**Problem description**
All records below must be retyped exactly.

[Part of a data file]
BEGIN

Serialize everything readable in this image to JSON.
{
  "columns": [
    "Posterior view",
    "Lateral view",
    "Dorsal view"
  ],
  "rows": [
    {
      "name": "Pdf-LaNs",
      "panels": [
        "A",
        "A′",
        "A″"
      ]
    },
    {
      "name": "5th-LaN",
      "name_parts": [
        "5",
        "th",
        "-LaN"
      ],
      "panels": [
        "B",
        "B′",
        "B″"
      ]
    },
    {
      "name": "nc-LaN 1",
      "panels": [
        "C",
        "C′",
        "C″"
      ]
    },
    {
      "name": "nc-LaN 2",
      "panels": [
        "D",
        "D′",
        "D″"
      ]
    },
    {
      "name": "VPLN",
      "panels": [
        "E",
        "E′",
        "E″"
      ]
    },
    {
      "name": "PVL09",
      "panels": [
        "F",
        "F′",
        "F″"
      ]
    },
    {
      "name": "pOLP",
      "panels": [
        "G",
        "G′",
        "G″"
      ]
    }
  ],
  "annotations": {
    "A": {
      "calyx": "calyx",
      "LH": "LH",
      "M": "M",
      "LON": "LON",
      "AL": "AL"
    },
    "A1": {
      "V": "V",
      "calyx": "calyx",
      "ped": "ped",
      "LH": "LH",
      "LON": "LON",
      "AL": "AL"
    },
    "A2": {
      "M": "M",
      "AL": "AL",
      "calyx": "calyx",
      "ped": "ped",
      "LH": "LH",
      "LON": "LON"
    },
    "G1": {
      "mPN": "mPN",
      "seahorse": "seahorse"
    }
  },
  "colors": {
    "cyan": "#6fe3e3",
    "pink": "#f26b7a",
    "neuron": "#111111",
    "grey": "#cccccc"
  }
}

END

**Problem solution**
Serialize everything readable in this image to JSON.
{
  "columns": [
    "Posterior view",
    "Lateral view",
    "Dorsal view"
  ],
  "rows": [
    {
      "name": "Pdf-LaNs",
      "panels": [
        "A",
        "A′",
        "A″"
      ]
    },
    {
      "name": "5th-LaN",
      "name_parts": [
        "5",
        "th",
        "-LaN"
      ],
      "panels": [
        "B",
        "B′",
        "B″"
      ]
    },
    {
      "name": "nc-LaN 1",
      "panels": [
        "C",
        "C′",
        "C″"
      ]
    },
    {
      "name": "nc-LaN 2",
      "panels": [
        "D",
        "D′",
        "D″"
      ]
    },
    {
      "name": "VPLN",
      "panels": [
        "E",
        "E′",
        "E″"
      ]
    },
    {
      "name": "PVL09",
      "panels": [
        "F",
        "F′",
        "F″"
      ]
    },
    {
      "name": "pOLP",
      "panels": [
        "G",
        "G′",
        "G″"
      ]
    }
  ],
  "annotations": {
    "A": {
      "calyx": "calyx",
      "LH": "LH",
      "M": "M",
      "LON": "LON",
      "AL": "AL"
    },
    "A1": {
      "V": "V",
      "calyx": "calyx",
      "ped": "ped",
      "LH": "LH",
      "LON": "LON",
      "AL": "AL"
    },
    "A2": {
      "M": "M",
      "AL": "AL",
      "calyx": "calyx",
      "ped": "ped",
      "LH": "LH",
      "LON": "LON"
    },
    "G1": {
      "mPN": "mPN",
      "seahorse": "seahorse"
    }
  },
  "colors": {
    "cyan": "#6fe3e3",
    "pink": "#f26b7a",
    "neuron": "#111111",
    "grey": "#cccccc"
  }
}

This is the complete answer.